**The task**
Return, exactly, the line that contains "Parse this chart and return its data as JSON." together with all lines after it to the end of the entries, and no further lines.

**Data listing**
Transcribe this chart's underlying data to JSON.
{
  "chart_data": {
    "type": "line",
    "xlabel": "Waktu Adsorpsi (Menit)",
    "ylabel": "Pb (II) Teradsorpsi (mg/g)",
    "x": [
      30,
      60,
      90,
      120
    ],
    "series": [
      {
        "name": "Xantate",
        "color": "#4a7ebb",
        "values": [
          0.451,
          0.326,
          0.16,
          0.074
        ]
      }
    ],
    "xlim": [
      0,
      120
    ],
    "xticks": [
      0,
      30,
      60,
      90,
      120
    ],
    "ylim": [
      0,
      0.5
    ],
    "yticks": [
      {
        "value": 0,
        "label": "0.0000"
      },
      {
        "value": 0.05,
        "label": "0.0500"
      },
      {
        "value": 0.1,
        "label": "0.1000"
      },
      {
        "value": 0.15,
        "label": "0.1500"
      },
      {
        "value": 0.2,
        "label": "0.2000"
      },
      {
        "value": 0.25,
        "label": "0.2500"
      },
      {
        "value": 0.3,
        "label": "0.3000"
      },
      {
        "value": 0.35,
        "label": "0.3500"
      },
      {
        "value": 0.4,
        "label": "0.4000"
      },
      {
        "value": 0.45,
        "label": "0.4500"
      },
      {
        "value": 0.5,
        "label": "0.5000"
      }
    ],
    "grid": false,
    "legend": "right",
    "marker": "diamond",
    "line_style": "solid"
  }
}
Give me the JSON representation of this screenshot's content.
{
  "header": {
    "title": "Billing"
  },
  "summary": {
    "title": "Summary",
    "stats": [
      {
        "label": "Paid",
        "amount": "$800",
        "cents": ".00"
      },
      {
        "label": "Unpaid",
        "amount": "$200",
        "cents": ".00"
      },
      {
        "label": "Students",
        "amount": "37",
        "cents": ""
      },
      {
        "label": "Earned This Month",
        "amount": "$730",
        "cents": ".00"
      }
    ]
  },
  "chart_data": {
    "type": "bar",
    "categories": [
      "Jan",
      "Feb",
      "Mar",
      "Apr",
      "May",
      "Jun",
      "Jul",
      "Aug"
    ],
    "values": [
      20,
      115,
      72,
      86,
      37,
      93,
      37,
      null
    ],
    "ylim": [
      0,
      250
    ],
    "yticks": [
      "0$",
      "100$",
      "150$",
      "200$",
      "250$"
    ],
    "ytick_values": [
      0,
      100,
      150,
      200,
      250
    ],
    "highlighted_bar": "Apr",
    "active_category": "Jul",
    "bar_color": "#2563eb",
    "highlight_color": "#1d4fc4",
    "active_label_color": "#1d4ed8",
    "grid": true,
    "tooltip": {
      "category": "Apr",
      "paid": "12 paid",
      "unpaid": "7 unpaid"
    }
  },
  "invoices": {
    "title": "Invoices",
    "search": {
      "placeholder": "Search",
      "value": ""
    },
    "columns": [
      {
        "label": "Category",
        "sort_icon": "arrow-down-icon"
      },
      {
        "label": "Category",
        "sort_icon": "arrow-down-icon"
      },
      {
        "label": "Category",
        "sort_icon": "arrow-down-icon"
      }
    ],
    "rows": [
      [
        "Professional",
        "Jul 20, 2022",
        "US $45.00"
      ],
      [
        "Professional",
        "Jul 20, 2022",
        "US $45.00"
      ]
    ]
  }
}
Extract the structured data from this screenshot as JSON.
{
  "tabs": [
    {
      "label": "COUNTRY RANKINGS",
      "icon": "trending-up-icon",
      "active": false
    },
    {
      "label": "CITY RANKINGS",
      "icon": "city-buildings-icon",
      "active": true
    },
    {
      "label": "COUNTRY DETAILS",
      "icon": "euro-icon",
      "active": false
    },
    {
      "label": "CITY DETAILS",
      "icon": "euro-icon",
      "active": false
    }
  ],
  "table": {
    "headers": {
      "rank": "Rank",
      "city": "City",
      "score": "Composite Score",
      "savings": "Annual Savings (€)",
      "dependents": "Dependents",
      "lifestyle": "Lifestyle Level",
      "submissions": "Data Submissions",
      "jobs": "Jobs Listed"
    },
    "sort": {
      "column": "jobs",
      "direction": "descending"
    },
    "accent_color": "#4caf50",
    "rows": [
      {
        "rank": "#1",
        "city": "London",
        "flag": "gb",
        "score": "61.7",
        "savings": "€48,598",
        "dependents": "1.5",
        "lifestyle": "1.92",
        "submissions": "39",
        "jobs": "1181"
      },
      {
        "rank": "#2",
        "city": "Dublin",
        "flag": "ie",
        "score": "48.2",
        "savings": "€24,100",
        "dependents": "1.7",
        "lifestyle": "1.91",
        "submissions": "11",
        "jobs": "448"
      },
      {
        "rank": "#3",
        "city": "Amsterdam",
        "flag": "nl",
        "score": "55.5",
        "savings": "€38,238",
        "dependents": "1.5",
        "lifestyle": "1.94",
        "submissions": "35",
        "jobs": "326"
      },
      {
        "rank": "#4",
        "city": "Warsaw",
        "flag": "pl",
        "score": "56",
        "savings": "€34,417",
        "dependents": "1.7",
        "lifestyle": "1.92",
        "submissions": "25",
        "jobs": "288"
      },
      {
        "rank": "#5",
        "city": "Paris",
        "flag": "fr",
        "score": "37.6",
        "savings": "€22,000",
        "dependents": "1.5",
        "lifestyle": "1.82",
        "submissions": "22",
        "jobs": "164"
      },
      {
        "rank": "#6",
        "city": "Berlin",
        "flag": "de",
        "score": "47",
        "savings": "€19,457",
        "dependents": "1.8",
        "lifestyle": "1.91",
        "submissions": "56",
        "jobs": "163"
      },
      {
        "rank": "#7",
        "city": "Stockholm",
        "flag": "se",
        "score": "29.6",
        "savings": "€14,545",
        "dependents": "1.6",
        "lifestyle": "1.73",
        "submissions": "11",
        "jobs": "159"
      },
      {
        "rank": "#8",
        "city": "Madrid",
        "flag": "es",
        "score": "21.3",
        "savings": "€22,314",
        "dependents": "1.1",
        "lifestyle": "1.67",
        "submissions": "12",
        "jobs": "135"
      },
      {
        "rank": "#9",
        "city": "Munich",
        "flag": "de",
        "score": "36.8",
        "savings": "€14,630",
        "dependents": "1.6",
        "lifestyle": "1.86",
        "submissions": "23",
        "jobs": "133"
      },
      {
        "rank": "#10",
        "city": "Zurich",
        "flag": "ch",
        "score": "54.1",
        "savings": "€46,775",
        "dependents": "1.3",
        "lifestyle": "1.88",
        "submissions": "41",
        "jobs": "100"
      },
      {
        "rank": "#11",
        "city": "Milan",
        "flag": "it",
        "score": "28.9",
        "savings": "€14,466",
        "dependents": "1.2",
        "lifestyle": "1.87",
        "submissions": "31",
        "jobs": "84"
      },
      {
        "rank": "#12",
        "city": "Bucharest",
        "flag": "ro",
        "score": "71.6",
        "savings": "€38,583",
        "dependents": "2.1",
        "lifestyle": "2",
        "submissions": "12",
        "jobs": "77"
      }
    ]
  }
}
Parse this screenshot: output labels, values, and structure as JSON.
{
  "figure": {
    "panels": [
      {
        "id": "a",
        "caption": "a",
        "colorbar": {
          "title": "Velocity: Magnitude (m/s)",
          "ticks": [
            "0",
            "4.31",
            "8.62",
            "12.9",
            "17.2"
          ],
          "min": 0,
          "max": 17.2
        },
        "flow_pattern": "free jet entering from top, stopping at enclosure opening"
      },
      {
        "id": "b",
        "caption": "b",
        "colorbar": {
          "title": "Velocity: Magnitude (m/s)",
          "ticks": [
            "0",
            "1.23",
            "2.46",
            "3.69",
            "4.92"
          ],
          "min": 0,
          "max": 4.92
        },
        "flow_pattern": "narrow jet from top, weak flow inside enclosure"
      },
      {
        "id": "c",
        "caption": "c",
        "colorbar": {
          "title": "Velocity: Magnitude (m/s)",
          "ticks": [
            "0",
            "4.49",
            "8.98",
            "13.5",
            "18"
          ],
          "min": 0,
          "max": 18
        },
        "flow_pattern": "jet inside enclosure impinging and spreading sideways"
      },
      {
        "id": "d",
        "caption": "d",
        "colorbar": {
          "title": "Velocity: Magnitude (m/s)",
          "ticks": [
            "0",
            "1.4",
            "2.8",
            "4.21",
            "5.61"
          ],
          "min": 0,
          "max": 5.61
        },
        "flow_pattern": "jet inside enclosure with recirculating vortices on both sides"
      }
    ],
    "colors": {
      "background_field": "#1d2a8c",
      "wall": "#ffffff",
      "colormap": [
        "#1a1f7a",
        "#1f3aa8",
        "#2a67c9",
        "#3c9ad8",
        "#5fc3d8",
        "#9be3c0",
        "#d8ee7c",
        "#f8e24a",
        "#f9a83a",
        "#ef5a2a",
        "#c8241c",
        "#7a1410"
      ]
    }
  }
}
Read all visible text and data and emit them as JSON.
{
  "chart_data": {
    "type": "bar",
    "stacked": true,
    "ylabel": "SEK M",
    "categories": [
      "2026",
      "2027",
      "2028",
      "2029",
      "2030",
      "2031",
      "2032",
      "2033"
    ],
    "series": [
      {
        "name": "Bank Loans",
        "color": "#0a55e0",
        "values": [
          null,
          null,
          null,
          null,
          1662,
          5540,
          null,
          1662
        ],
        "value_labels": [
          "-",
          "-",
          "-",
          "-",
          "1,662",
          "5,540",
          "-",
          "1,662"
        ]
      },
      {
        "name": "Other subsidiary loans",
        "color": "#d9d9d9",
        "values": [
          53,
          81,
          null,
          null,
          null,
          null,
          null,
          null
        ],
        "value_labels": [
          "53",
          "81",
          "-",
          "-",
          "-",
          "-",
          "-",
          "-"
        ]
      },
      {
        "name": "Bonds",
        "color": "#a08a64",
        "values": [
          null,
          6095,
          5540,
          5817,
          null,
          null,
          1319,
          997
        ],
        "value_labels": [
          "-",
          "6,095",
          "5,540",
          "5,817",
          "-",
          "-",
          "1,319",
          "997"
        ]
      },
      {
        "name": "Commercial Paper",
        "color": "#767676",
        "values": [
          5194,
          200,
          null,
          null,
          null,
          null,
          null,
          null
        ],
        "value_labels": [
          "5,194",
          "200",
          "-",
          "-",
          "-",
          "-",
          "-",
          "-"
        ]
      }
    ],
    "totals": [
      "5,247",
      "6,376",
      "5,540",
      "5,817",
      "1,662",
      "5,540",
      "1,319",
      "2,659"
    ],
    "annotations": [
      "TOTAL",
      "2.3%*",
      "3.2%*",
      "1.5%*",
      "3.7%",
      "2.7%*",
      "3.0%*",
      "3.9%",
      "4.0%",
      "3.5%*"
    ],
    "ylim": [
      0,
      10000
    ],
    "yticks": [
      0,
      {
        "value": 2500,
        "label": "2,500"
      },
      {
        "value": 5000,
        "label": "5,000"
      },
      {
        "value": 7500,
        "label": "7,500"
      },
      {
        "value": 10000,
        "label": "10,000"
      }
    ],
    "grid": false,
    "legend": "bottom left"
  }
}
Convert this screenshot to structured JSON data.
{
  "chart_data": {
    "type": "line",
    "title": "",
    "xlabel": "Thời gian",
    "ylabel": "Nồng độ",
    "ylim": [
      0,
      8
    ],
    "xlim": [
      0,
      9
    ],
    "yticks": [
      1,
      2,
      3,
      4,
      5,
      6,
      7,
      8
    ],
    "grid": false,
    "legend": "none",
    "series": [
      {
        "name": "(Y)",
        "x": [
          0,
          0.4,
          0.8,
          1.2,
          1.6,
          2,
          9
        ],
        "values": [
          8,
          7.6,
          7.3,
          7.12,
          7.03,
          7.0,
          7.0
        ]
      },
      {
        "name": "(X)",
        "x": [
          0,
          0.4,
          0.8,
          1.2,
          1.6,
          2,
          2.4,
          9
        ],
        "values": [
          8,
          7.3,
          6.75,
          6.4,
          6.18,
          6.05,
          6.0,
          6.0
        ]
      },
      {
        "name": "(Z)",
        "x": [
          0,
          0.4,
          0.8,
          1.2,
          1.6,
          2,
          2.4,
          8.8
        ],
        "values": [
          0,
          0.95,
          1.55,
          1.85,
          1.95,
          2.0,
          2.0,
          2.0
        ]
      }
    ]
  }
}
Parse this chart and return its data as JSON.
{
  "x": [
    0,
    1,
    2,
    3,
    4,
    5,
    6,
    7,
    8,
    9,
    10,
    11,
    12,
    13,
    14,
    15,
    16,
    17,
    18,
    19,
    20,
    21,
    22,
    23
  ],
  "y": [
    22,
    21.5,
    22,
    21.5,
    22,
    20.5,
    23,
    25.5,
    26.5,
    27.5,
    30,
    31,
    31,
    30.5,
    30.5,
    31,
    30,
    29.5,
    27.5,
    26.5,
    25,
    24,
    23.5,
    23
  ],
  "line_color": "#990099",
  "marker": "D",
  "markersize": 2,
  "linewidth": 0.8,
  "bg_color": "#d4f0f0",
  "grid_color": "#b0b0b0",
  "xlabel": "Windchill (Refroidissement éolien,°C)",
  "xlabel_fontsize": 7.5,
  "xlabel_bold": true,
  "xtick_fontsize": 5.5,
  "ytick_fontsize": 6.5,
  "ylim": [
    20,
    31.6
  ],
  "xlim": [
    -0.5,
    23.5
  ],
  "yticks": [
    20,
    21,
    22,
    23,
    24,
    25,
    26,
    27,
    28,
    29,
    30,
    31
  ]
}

**Exercise result**
Parse this chart and return its data as JSON.
{
  "x": [
    0,
    1,
    2,
    3,
    4,
    5,
    6,
    7,
    8,
    9,
    10,
    11,
    12,
    13,
    14,
    15,
    16,
    17,
    18,
    19,
    20,
    21,
    22,
    23
  ],
  "y": [
    22,
    21.5,
    22,
    21.5,
    22,
    20.5,
    23,
    25.5,
    26.5,
    27.5,
    30,
    31,
    31,
    30.5,
    30.5,
    31,
    30,
    29.5,
    27.5,
    26.5,
    25,
    24,
    23.5,
    23
  ],
  "line_color": "#990099",
  "marker": "D",
  "markersize": 2,
  "linewidth": 0.8,
  "bg_color": "#d4f0f0",
  "grid_color": "#b0b0b0",
  "xlabel": "Windchill (Refroidissement éolien,°C)",
  "xlabel_fontsize": 7.5,
  "xlabel_bold": true,
  "xtick_fontsize": 5.5,
  "ytick_fontsize": 6.5,
  "ylim": [
    20,
    31.6
  ],
  "xlim": [
    -0.5,
    23.5
  ],
  "yticks": [
    20,
    21,
    22,
    23,
    24,
    25,
    26,
    27,
    28,
    29,
    30,
    31
  ]
}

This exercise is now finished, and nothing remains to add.